## What the task requires
Report how many lines in the listing below include the word "this". Write nothing besides the number.

Extracted data entries
::::::::::

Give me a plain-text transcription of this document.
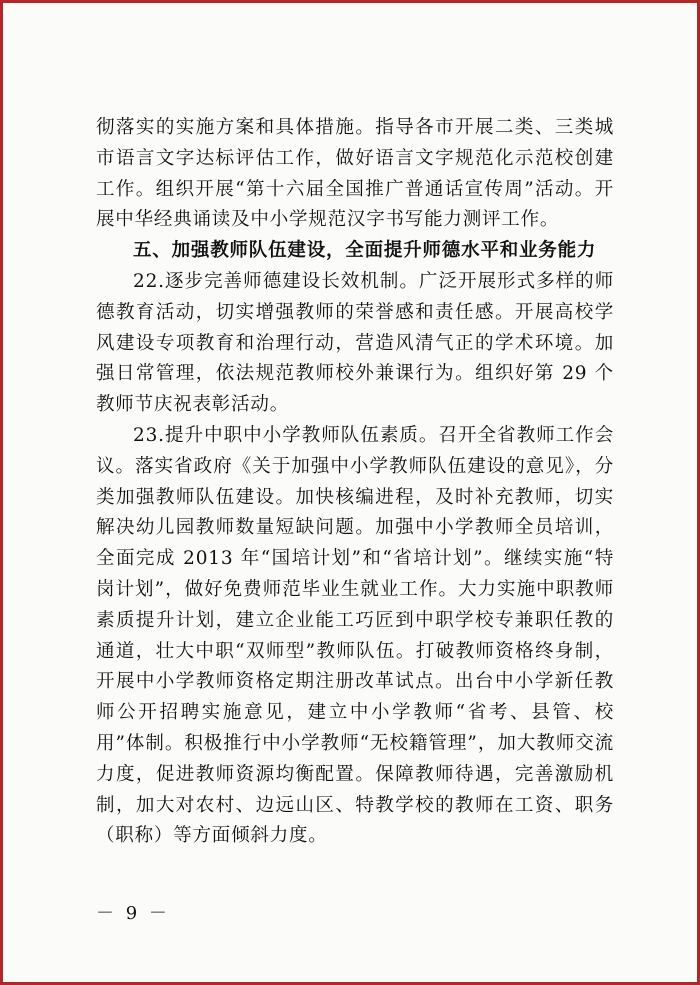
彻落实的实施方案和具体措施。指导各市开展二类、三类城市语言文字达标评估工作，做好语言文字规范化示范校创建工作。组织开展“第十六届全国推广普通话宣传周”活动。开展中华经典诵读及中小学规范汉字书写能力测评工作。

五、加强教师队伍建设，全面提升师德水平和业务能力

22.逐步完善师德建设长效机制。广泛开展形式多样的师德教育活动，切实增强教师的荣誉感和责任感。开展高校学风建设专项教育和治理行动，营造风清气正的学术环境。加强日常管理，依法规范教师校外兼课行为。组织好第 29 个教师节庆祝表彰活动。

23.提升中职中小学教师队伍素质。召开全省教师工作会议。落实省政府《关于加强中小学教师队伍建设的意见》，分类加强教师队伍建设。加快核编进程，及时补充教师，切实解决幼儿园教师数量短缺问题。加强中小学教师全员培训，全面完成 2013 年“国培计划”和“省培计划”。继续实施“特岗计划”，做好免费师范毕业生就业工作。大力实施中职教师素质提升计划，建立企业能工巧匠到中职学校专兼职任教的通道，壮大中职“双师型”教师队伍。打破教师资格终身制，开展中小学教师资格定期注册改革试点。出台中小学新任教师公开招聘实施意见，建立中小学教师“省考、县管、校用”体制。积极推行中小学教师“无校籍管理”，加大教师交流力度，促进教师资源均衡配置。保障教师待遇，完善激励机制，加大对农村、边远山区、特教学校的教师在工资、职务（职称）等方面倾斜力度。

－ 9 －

::::::::::

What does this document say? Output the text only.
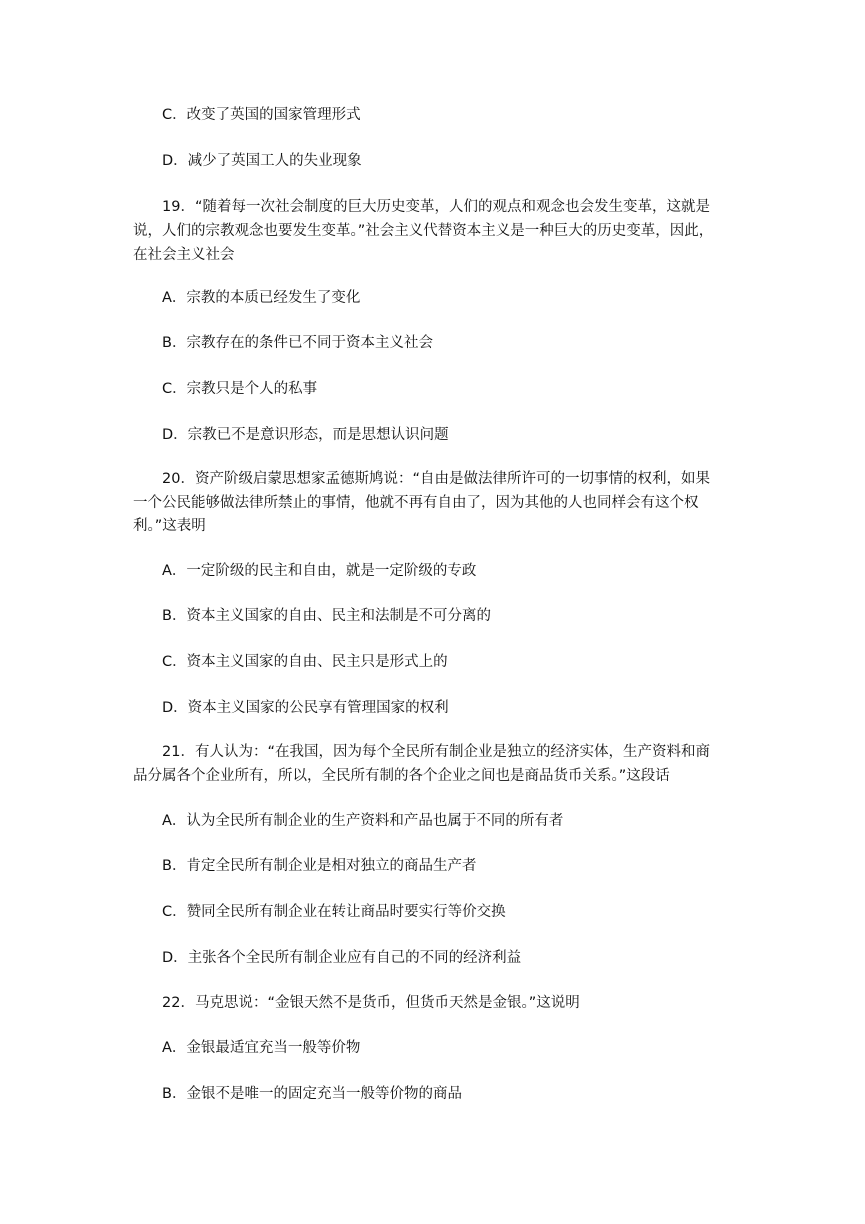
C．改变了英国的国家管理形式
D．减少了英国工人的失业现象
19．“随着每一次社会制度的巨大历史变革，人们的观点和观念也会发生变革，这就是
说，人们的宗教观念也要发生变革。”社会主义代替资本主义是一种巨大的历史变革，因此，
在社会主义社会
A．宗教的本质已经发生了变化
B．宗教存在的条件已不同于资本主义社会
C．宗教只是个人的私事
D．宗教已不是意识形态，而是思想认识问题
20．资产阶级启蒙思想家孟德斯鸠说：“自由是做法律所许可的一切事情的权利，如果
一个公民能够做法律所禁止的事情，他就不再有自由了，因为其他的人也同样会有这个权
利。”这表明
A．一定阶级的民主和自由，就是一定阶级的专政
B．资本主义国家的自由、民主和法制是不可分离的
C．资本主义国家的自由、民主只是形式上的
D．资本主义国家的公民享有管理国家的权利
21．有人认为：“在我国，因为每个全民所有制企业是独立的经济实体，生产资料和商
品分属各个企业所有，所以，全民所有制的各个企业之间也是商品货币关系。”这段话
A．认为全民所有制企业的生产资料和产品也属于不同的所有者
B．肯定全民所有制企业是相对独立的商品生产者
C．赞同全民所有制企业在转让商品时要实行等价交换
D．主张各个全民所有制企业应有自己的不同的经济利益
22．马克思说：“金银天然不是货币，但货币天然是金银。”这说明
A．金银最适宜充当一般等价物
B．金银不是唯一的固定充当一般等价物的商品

::::::::::

## Answer to the exercise
2